▶ _PROBLEM DETAILS_
The job is to output each record exactly as it stands, pictures excluded.
· · · · · · ·
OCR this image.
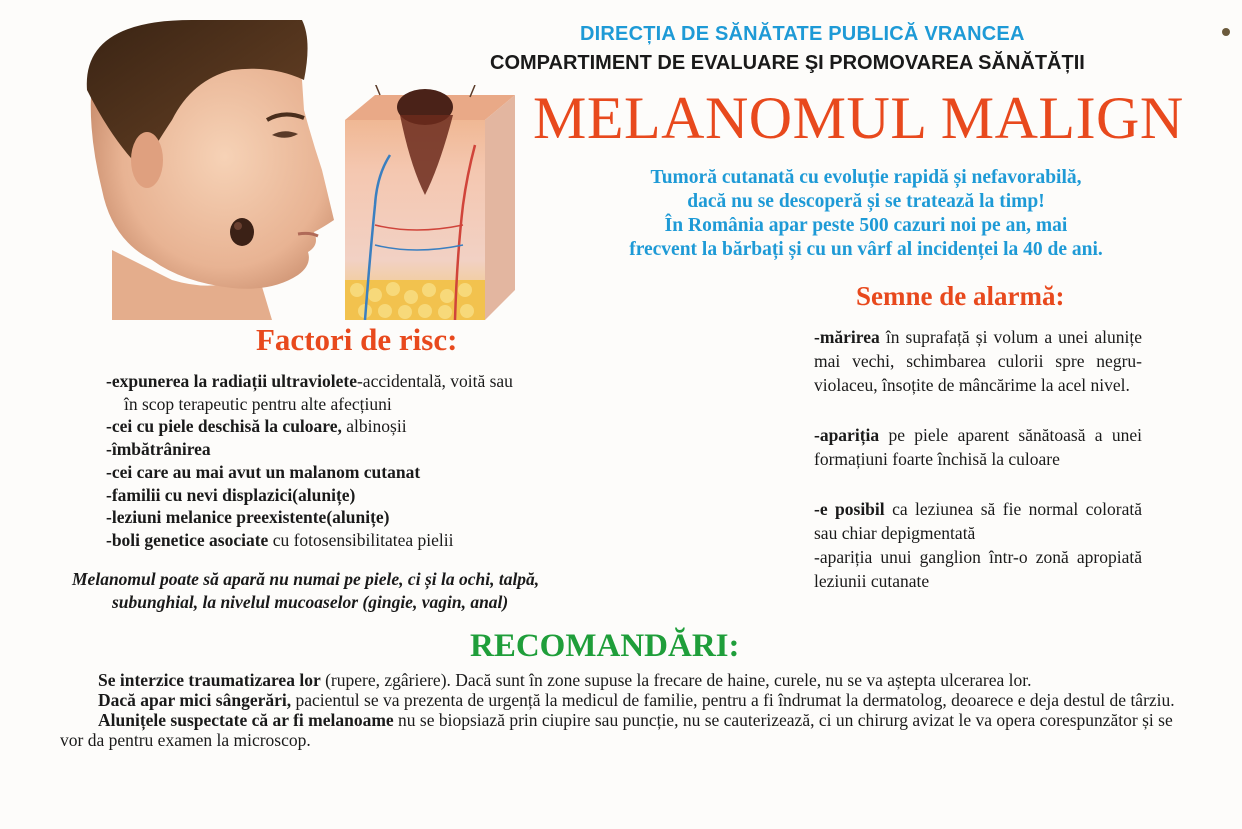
DIRECȚIA DE SĂNĂTATE PUBLICĂ VRANCEA
COMPARTIMENT DE EVALUARE ŞI PROMOVAREA SĂNĂTĂȚII
MELANOMUL MALIGN
Tumoră cutanată cu evoluție rapidă și nefavorabilă,
dacă nu se descoperă și se tratează la timp!
În România apar peste 500 cazuri noi pe an, mai
frecvent la bărbați și cu un vârf al incidenței la 40 de ani.
Factori de risc:
-expunerea la radiații ultraviolete-accidentală, voită sau
în scop terapeutic pentru alte afecțiuni
-cei cu piele deschisă la culoare, albinoșii
-îmbătrânirea
-cei care au mai avut un malanom cutanat
-familii cu nevi displazici(alunițe)
-leziuni melanice preexistente(alunițe)
-boli genetice asociate cu fotosensibilitatea pielii
Melanomul poate să apară nu numai pe piele, ci și la ochi, talpă,
subunghial, la nivelul mucoaselor (gingie, vagin, anal)
Semne de alarmă:
-mărirea în suprafață și volum a unei alunițe mai vechi, schimbarea culorii spre negru-violaceu, însoțite de mâncărime la acel nivel.
-apariția pe piele aparent sănătoasă a unei formațiuni foarte închisă la culoare
-e posibil ca leziunea să fie normal colorată sau chiar depigmentată
-apariția unui ganglion într-o zonă apropiată leziunii cutanate
RECOMANDĂRI:
Se interzice traumatizarea lor (rupere, zgâriere). Dacă sunt în zone supuse la frecare de haine, curele, nu se va aștepta ulcerarea lor.
Dacă apar mici sângerări, pacientul se va prezenta de urgență la medicul de familie, pentru a fi îndrumat la dermatolog, deoarece e deja destul de târziu.
Alunițele suspectate că ar fi melanoame nu se biopsiază prin ciupire sau puncție, nu se cauterizează, ci un chirurg avizat le va opera corespunzător și se vor da pentru examen la microscop.
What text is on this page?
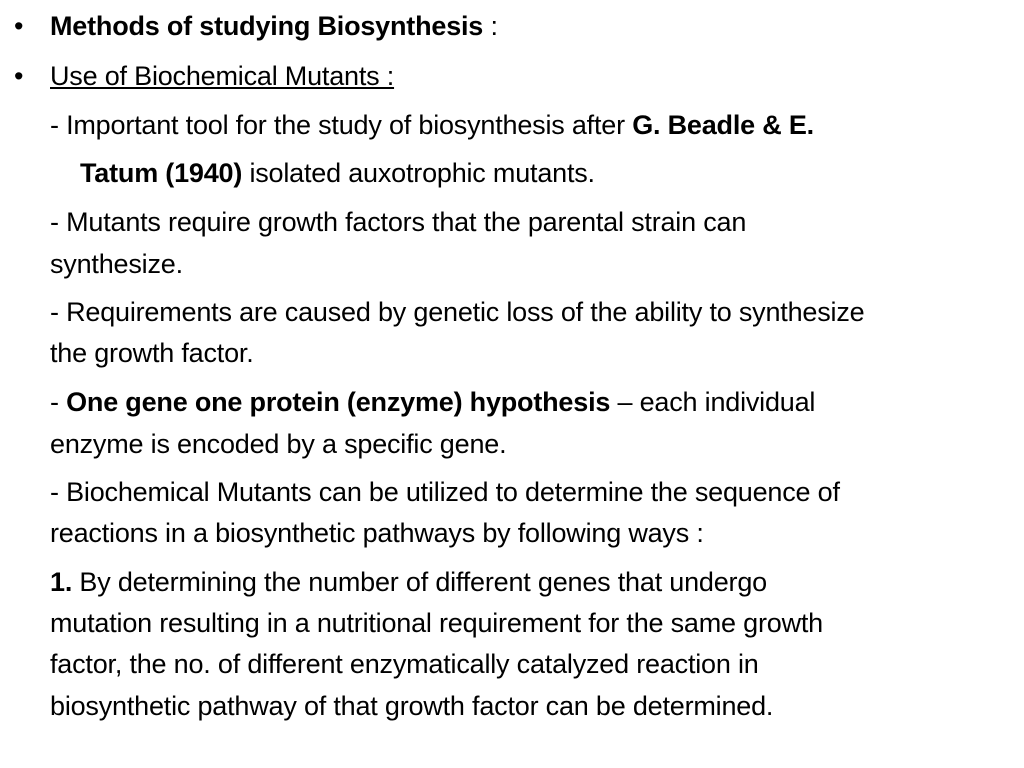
• Methods of studying Biosynthesis :
• Use of Biochemical Mutants :
- Important tool for the study of biosynthesis after G. Beadle & E.
Tatum (1940) isolated auxotrophic mutants.
- Mutants require growth factors that the parental strain can
synthesize.
- Requirements are caused by genetic loss of the ability to synthesize
the growth factor.
- One gene one protein (enzyme) hypothesis – each individual
enzyme is encoded by a specific gene.
- Biochemical Mutants can be utilized to determine the sequence of
reactions in a biosynthetic pathways by following ways :
1. By determining the number of different genes that undergo
mutation resulting in a nutritional requirement for the same growth
factor, the no. of different enzymatically catalyzed reaction in
biosynthetic pathway of that growth factor can be determined.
· · · · · · ·
▶ _EXERCISE RESULT_
OCR this image.
DIRECȚIA DE SĂNĂTATE PUBLICĂ VRANCEA
COMPARTIMENT DE EVALUARE ŞI PROMOVAREA SĂNĂTĂȚII
MELANOMUL MALIGN
Tumoră cutanată cu evoluție rapidă și nefavorabilă,
dacă nu se descoperă și se tratează la timp!
În România apar peste 500 cazuri noi pe an, mai
frecvent la bărbați și cu un vârf al incidenței la 40 de ani.
Factori de risc:
-expunerea la radiații ultraviolete-accidentală, voită sau
în scop terapeutic pentru alte afecțiuni
-cei cu piele deschisă la culoare, albinoșii
-îmbătrânirea
-cei care au mai avut un malanom cutanat
-familii cu nevi displazici(alunițe)
-leziuni melanice preexistente(alunițe)
-boli genetice asociate cu fotosensibilitatea pielii
Melanomul poate să apară nu numai pe piele, ci și la ochi, talpă,
subunghial, la nivelul mucoaselor (gingie, vagin, anal)
Semne de alarmă:
-mărirea în suprafață și volum a unei alunițe mai vechi, schimbarea culorii spre negru-violaceu, însoțite de mâncărime la acel nivel.
-apariția pe piele aparent sănătoasă a unei formațiuni foarte închisă la culoare
-e posibil ca leziunea să fie normal colorată sau chiar depigmentată
-apariția unui ganglion într-o zonă apropiată leziunii cutanate
RECOMANDĂRI:
Se interzice traumatizarea lor (rupere, zgâriere). Dacă sunt în zone supuse la frecare de haine, curele, nu se va aștepta ulcerarea lor.
Dacă apar mici sângerări, pacientul se va prezenta de urgență la medicul de familie, pentru a fi îndrumat la dermatolog, deoarece e deja destul de târziu.
Alunițele suspectate că ar fi melanoame nu se biopsiază prin ciupire sau puncție, nu se cauterizează, ci un chirurg avizat le va opera corespunzător și se vor da pentru examen la microscop.
What text is on this page?
• Methods of studying Biosynthesis :
• Use of Biochemical Mutants :
- Important tool for the study of biosynthesis after G. Beadle & E.
Tatum (1940) isolated auxotrophic mutants.
- Mutants require growth factors that the parental strain can
synthesize.
- Requirements are caused by genetic loss of the ability to synthesize
the growth factor.
- One gene one protein (enzyme) hypothesis – each individual
enzyme is encoded by a specific gene.
- Biochemical Mutants can be utilized to determine the sequence of
reactions in a biosynthetic pathways by following ways :
1. By determining the number of different genes that undergo
mutation resulting in a nutritional requirement for the same growth
factor, the no. of different enzymatically catalyzed reaction in
biosynthetic pathway of that growth factor can be determined.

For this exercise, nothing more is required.